* _Request_
Repeat each entry in full, exactly.
┌─ Record extracts
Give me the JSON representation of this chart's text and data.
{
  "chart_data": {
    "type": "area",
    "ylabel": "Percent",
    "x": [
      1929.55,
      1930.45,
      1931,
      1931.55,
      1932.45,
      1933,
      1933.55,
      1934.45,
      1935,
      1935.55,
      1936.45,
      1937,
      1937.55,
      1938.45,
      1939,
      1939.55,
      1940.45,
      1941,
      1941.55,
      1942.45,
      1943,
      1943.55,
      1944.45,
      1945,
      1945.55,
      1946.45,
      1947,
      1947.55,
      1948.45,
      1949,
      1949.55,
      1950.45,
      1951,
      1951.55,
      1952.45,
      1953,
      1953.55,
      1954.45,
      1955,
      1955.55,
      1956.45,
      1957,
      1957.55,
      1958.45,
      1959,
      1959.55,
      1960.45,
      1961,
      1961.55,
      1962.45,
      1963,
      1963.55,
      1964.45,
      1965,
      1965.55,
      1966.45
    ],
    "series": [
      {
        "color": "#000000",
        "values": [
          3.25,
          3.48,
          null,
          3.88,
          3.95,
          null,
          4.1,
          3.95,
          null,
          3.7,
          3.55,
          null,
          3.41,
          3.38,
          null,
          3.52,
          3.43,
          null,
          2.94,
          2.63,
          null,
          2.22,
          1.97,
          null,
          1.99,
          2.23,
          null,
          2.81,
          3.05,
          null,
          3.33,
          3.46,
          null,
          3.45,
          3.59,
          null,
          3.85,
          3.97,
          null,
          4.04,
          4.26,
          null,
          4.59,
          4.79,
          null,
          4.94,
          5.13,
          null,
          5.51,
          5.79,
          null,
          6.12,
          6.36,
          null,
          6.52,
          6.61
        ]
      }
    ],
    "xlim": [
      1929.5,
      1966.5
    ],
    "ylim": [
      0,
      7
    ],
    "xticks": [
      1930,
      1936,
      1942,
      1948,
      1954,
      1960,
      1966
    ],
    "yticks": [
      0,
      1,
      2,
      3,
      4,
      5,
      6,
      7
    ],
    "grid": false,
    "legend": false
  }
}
└─
* _Task output_
Give me the JSON representation of this chart's text and data.
{
  "chart_data": {
    "type": "area",
    "ylabel": "Percent",
    "x": [
      1929.55,
      1930.45,
      1931,
      1931.55,
      1932.45,
      1933,
      1933.55,
      1934.45,
      1935,
      1935.55,
      1936.45,
      1937,
      1937.55,
      1938.45,
      1939,
      1939.55,
      1940.45,
      1941,
      1941.55,
      1942.45,
      1943,
      1943.55,
      1944.45,
      1945,
      1945.55,
      1946.45,
      1947,
      1947.55,
      1948.45,
      1949,
      1949.55,
      1950.45,
      1951,
      1951.55,
      1952.45,
      1953,
      1953.55,
      1954.45,
      1955,
      1955.55,
      1956.45,
      1957,
      1957.55,
      1958.45,
      1959,
      1959.55,
      1960.45,
      1961,
      1961.55,
      1962.45,
      1963,
      1963.55,
      1964.45,
      1965,
      1965.55,
      1966.45
    ],
    "series": [
      {
        "color": "#000000",
        "values": [
          3.25,
          3.48,
          null,
          3.88,
          3.95,
          null,
          4.1,
          3.95,
          null,
          3.7,
          3.55,
          null,
          3.41,
          3.38,
          null,
          3.52,
          3.43,
          null,
          2.94,
          2.63,
          null,
          2.22,
          1.97,
          null,
          1.99,
          2.23,
          null,
          2.81,
          3.05,
          null,
          3.33,
          3.46,
          null,
          3.45,
          3.59,
          null,
          3.85,
          3.97,
          null,
          4.04,
          4.26,
          null,
          4.59,
          4.79,
          null,
          4.94,
          5.13,
          null,
          5.51,
          5.79,
          null,
          6.12,
          6.36,
          null,
          6.52,
          6.61
        ]
      }
    ],
    "xlim": [
      1929.5,
      1966.5
    ],
    "ylim": [
      0,
      7
    ],
    "xticks": [
      1930,
      1936,
      1942,
      1948,
      1954,
      1960,
      1966
    ],
    "yticks": [
      0,
      1,
      2,
      3,
      4,
      5,
      6,
      7
    ],
    "grid": false,
    "legend": false
  }
}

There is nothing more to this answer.